= REQUIREMENT =
Pull every line holding the string "Jibaja" from the records below.

-- start PROVIDED DATA --

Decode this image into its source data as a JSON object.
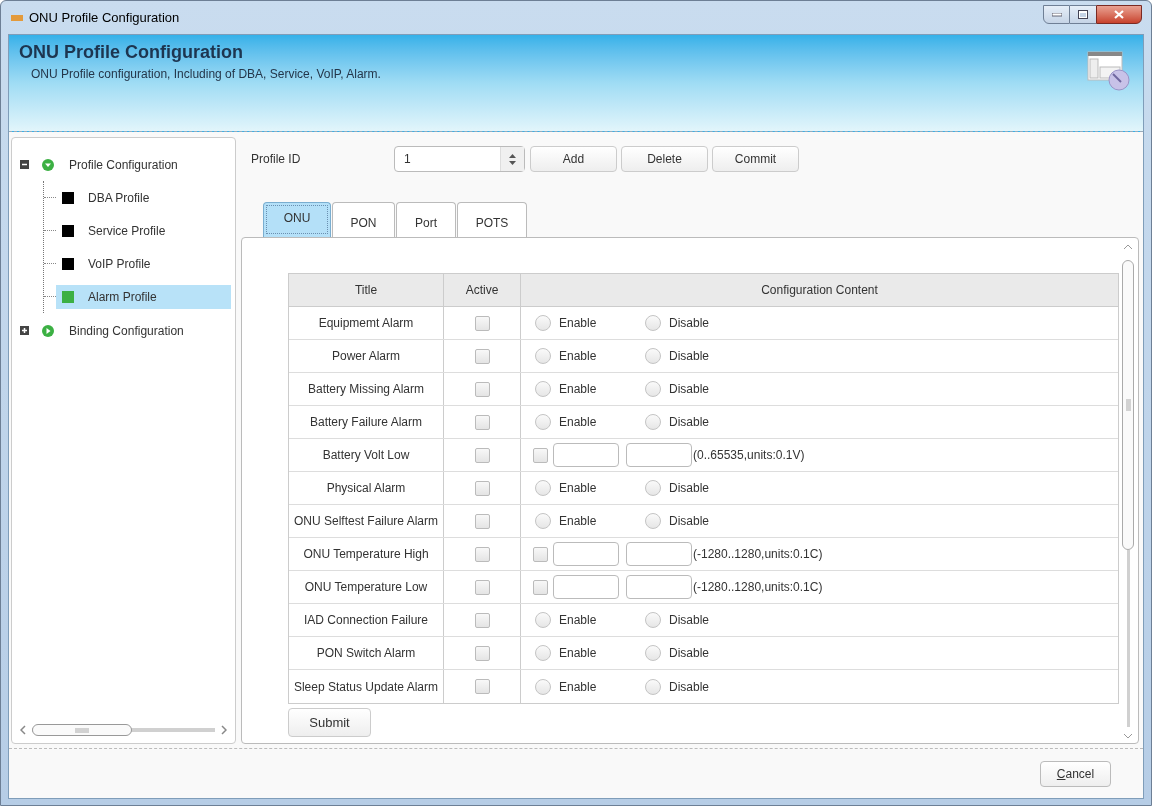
{
  "window": {
    "title": "ONU Profile Configuration"
  },
  "header": {
    "title": "ONU Profile Configuration",
    "subtitle": "ONU Profile configuration, Including of DBA, Service, VoIP, Alarm."
  },
  "tree": [
    {
      "label": "Profile Configuration",
      "expanded": true,
      "selected": false,
      "children": [
        {
          "label": "DBA Profile",
          "selected": false
        },
        {
          "label": "Service Profile",
          "selected": false
        },
        {
          "label": "VoIP Profile",
          "selected": false
        },
        {
          "label": "Alarm Profile",
          "selected": true
        }
      ]
    },
    {
      "label": "Binding Configuration",
      "expanded": false,
      "selected": false
    }
  ],
  "toolbar": {
    "profile_id_label": "Profile ID",
    "profile_id": "1",
    "buttons": [
      "Add",
      "Delete",
      "Commit"
    ]
  },
  "tabs": [
    {
      "label": "ONU",
      "selected": true
    },
    {
      "label": "PON",
      "selected": false
    },
    {
      "label": "Port",
      "selected": false
    },
    {
      "label": "POTS",
      "selected": false
    }
  ],
  "table": {
    "columns": [
      "Title",
      "Active",
      "Configuration Content"
    ],
    "rows": [
      {
        "kind": "radio",
        "title": "Equipmemt Alarm",
        "active": false,
        "options": [
          {
            "label": "Enable",
            "selected": false
          },
          {
            "label": "Disable",
            "selected": false
          }
        ]
      },
      {
        "kind": "radio",
        "title": "Power Alarm",
        "active": false,
        "options": [
          {
            "label": "Enable",
            "selected": false
          },
          {
            "label": "Disable",
            "selected": false
          }
        ]
      },
      {
        "kind": "radio",
        "title": "Battery Missing Alarm",
        "active": false,
        "options": [
          {
            "label": "Enable",
            "selected": false
          },
          {
            "label": "Disable",
            "selected": false
          }
        ]
      },
      {
        "kind": "radio",
        "title": "Battery Failure Alarm",
        "active": false,
        "options": [
          {
            "label": "Enable",
            "selected": false
          },
          {
            "label": "Disable",
            "selected": false
          }
        ]
      },
      {
        "kind": "range",
        "title": "Battery Volt Low",
        "active": false,
        "checked": false,
        "hint": "(0..65535,units:0.1V)"
      },
      {
        "kind": "radio",
        "title": "Physical Alarm",
        "active": false,
        "options": [
          {
            "label": "Enable",
            "selected": false
          },
          {
            "label": "Disable",
            "selected": false
          }
        ]
      },
      {
        "kind": "radio",
        "title": "ONU Selftest Failure Alarm",
        "active": false,
        "options": [
          {
            "label": "Enable",
            "selected": false
          },
          {
            "label": "Disable",
            "selected": false
          }
        ]
      },
      {
        "kind": "range",
        "title": "ONU Temperature High",
        "active": false,
        "checked": false,
        "hint": "(-1280..1280,units:0.1C)"
      },
      {
        "kind": "range",
        "title": "ONU Temperature Low",
        "active": false,
        "checked": false,
        "hint": "(-1280..1280,units:0.1C)"
      },
      {
        "kind": "radio",
        "title": "IAD Connection Failure",
        "active": false,
        "options": [
          {
            "label": "Enable",
            "selected": false
          },
          {
            "label": "Disable",
            "selected": false
          }
        ]
      },
      {
        "kind": "radio",
        "title": "PON Switch Alarm",
        "active": false,
        "options": [
          {
            "label": "Enable",
            "selected": false
          },
          {
            "label": "Disable",
            "selected": false
          }
        ]
      },
      {
        "kind": "radio",
        "title": "Sleep Status Update Alarm",
        "active": false,
        "options": [
          {
            "label": "Enable",
            "selected": false
          },
          {
            "label": "Disable",
            "selected": false
          }
        ]
      }
    ]
  },
  "submit": "Submit",
  "footer": {
    "cancel": "Cancel"
  }
}
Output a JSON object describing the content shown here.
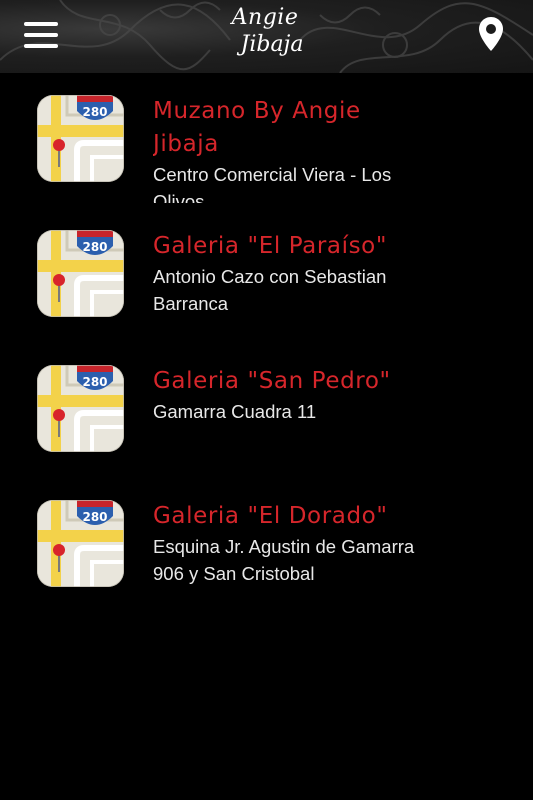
{
  "header": {
    "logo_line1": "Angie",
    "logo_line2": "Jibaja",
    "menu_icon": "hamburger-menu-icon",
    "location_icon": "map-pin-icon"
  },
  "colors": {
    "title": "#d6262b",
    "address": "#e8e8e8",
    "background": "#000000"
  },
  "stores": [
    {
      "title": "Muzano By Angie Jibaja",
      "address": "Centro Comercial Viera - Los Olivos",
      "icon": "maps-app-icon"
    },
    {
      "title": "Galeria \"El Paraíso\"",
      "address": "Antonio Cazo con Sebastian Barranca",
      "icon": "maps-app-icon"
    },
    {
      "title": "Galeria \"San Pedro\"",
      "address": "Gamarra Cuadra 11",
      "icon": "maps-app-icon"
    },
    {
      "title": "Galeria \"El Dorado\"",
      "address": "Esquina Jr. Agustin de Gamarra 906 y San Cristobal",
      "icon": "maps-app-icon"
    }
  ],
  "map_icon_label": "280"
}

-- end PROVIDED DATA --

= REPLY TO THE EXERCISE =
    "logo_line2": "Jibaja",
      "title": "Muzano By Angie Jibaja",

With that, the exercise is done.